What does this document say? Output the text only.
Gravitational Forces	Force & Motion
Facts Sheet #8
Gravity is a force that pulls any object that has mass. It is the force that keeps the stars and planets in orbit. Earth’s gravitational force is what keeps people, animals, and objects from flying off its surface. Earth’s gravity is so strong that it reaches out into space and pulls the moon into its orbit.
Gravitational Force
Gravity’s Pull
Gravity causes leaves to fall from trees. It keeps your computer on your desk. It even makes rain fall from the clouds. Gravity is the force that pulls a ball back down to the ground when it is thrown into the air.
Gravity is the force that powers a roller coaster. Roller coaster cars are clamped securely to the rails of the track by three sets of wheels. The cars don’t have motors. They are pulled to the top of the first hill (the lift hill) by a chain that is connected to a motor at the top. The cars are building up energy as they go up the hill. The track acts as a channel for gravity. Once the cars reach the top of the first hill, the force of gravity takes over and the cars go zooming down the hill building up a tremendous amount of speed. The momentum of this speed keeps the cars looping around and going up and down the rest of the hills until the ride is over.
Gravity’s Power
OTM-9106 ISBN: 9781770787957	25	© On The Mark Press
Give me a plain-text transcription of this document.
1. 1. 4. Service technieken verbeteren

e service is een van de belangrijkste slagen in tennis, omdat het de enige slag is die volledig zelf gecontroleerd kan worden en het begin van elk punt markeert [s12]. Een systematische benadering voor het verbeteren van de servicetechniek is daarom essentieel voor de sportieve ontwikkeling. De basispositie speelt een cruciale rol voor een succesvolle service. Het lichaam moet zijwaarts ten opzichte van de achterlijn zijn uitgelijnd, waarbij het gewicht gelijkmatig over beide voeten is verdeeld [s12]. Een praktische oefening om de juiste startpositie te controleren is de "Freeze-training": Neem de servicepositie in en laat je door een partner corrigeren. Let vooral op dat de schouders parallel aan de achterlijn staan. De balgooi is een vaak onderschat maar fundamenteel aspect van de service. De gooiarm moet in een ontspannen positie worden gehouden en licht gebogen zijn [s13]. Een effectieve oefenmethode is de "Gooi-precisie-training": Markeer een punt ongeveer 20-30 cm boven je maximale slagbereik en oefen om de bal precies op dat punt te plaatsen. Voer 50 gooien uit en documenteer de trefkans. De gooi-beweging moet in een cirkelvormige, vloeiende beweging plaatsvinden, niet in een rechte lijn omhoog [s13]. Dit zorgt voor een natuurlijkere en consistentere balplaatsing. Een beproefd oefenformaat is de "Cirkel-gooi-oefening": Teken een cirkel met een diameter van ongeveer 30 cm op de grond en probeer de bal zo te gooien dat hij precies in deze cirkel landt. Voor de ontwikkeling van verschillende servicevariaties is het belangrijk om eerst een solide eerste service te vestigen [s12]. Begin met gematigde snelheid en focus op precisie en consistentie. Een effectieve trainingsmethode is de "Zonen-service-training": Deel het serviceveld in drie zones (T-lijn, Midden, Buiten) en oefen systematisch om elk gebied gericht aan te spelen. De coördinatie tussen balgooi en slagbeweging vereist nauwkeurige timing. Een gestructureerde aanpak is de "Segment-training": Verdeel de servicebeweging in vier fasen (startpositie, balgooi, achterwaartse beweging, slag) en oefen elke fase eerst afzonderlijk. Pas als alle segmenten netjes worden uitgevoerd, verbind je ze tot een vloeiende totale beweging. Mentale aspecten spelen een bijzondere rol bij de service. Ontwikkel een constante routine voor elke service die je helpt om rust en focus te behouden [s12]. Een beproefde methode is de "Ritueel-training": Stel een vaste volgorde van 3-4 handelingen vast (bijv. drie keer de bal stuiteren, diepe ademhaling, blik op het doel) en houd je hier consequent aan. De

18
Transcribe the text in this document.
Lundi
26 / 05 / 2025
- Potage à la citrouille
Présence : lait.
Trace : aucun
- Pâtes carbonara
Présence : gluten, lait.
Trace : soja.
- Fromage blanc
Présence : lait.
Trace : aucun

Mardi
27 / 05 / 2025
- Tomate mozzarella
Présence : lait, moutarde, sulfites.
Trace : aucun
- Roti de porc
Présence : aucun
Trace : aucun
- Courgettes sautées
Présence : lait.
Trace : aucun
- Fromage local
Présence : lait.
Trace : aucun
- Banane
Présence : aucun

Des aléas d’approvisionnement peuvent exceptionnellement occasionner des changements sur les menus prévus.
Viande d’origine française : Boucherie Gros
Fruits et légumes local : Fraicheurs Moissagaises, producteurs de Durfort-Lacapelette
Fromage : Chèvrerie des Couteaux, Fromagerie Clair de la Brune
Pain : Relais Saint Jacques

**Work to do**
Return every line from the records above that holds the word "this".

**Task response**
What does this document say? Output the text only.
Gravity is the force that powers a roller coaster. Roller coaster cars are clamped securely to the rails of the track by three sets of wheels. The cars don’t have motors. They are pulled to the top of the first hill (the lift hill) by a chain that is connected to a motor at the top. The cars are building up energy as they go up the hill. The track acts as a channel for gravity. Once the cars reach the top of the first hill, the force of gravity takes over and the cars go zooming down the hill building up a tremendous amount of speed. The momentum of this speed keeps the cars looping around and going up and down the rest of the hills until the ride is over.
Give me a plain-text transcription of this document.
Transcribe the text in this document.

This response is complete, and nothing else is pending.